- **Given instruction**
Output each line of the material exactly as it stands.
+++ Extracted records +++
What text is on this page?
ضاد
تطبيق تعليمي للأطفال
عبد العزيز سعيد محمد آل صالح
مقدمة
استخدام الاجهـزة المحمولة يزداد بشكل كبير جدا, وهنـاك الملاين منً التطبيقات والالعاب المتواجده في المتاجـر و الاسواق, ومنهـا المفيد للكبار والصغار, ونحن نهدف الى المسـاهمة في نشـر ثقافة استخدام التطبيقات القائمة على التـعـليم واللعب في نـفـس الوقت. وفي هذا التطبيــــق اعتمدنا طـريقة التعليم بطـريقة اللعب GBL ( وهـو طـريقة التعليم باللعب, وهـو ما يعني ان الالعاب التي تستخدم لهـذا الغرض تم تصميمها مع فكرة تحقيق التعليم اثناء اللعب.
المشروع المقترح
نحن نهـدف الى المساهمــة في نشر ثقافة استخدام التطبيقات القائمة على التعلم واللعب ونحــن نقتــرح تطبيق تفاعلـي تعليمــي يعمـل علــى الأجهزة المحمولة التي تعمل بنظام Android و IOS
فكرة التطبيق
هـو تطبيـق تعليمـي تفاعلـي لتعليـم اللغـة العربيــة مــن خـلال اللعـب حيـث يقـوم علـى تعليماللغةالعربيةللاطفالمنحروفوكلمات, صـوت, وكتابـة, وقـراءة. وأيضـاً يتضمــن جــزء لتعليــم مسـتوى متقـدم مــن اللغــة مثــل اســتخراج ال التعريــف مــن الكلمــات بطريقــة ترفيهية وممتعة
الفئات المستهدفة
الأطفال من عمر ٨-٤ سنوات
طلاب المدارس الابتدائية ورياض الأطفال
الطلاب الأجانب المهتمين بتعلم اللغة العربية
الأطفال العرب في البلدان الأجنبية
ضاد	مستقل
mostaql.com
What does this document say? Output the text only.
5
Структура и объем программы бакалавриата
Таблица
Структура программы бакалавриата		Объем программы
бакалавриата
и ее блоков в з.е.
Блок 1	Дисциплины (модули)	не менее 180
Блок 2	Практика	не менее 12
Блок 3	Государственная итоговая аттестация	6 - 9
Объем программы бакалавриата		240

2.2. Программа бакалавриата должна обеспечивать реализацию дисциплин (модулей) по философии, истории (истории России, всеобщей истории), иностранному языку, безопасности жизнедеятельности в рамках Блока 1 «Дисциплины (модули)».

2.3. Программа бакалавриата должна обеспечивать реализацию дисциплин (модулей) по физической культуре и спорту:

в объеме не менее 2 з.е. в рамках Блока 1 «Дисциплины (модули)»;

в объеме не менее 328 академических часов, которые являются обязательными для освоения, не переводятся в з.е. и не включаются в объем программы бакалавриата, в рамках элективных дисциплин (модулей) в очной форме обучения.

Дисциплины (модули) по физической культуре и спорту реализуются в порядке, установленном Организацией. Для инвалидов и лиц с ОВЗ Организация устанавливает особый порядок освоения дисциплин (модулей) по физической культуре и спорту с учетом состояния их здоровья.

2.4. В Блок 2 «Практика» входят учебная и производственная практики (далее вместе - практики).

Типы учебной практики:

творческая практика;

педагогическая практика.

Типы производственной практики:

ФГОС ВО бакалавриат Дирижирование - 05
+++
- **Exercise answer**
What text is on this page?
ضاد
تطبيق تعليمي للأطفال
عبد العزيز سعيد محمد آل صالح
مقدمة
استخدام الاجهـزة المحمولة يزداد بشكل كبير جدا, وهنـاك الملاين منً التطبيقات والالعاب المتواجده في المتاجـر و الاسواق, ومنهـا المفيد للكبار والصغار, ونحن نهدف الى المسـاهمة في نشـر ثقافة استخدام التطبيقات القائمة على التـعـليم واللعب في نـفـس الوقت. وفي هذا التطبيــــق اعتمدنا طـريقة التعليم بطـريقة اللعب GBL ( وهـو طـريقة التعليم باللعب, وهـو ما يعني ان الالعاب التي تستخدم لهـذا الغرض تم تصميمها مع فكرة تحقيق التعليم اثناء اللعب.
المشروع المقترح
نحن نهـدف الى المساهمــة في نشر ثقافة استخدام التطبيقات القائمة على التعلم واللعب ونحــن نقتــرح تطبيق تفاعلـي تعليمــي يعمـل علــى الأجهزة المحمولة التي تعمل بنظام Android و IOS
فكرة التطبيق
هـو تطبيـق تعليمـي تفاعلـي لتعليـم اللغـة العربيــة مــن خـلال اللعـب حيـث يقـوم علـى تعليماللغةالعربيةللاطفالمنحروفوكلمات, صـوت, وكتابـة, وقـراءة. وأيضـاً يتضمــن جــزء لتعليــم مسـتوى متقـدم مــن اللغــة مثــل اســتخراج ال التعريــف مــن الكلمــات بطريقــة ترفيهية وممتعة
الفئات المستهدفة
الأطفال من عمر ٨-٤ سنوات
طلاب المدارس الابتدائية ورياض الأطفال
الطلاب الأجانب المهتمين بتعلم اللغة العربية
الأطفال العرب في البلدان الأجنبية
ضاد	مستقل
mostaql.com
What does this document say? Output the text only.
5
Структура и объем программы бакалавриата
Таблица
Структура программы бакалавриата		Объем программы
бакалавриата
и ее блоков в з.е.
Блок 1	Дисциплины (модули)	не менее 180
Блок 2	Практика	не менее 12
Блок 3	Государственная итоговая аттестация	6 - 9
Объем программы бакалавриата		240

2.2. Программа бакалавриата должна обеспечивать реализацию дисциплин (модулей) по философии, истории (истории России, всеобщей истории), иностранному языку, безопасности жизнедеятельности в рамках Блока 1 «Дисциплины (модули)».

2.3. Программа бакалавриата должна обеспечивать реализацию дисциплин (модулей) по физической культуре и спорту:

в объеме не менее 2 з.е. в рамках Блока 1 «Дисциплины (модули)»;

в объеме не менее 328 академических часов, которые являются обязательными для освоения, не переводятся в з.е. и не включаются в объем программы бакалавриата, в рамках элективных дисциплин (модулей) в очной форме обучения.

Дисциплины (модули) по физической культуре и спорту реализуются в порядке, установленном Организацией. Для инвалидов и лиц с ОВЗ Организация устанавливает особый порядок освоения дисциплин (модулей) по физической культуре и спорту с учетом состояния их здоровья.

2.4. В Блок 2 «Практика» входят учебная и производственная практики (далее вместе - практики).

Типы учебной практики:

творческая практика;

педагогическая практика.

Типы производственной практики:

ФГОС ВО бакалавриат Дирижирование - 05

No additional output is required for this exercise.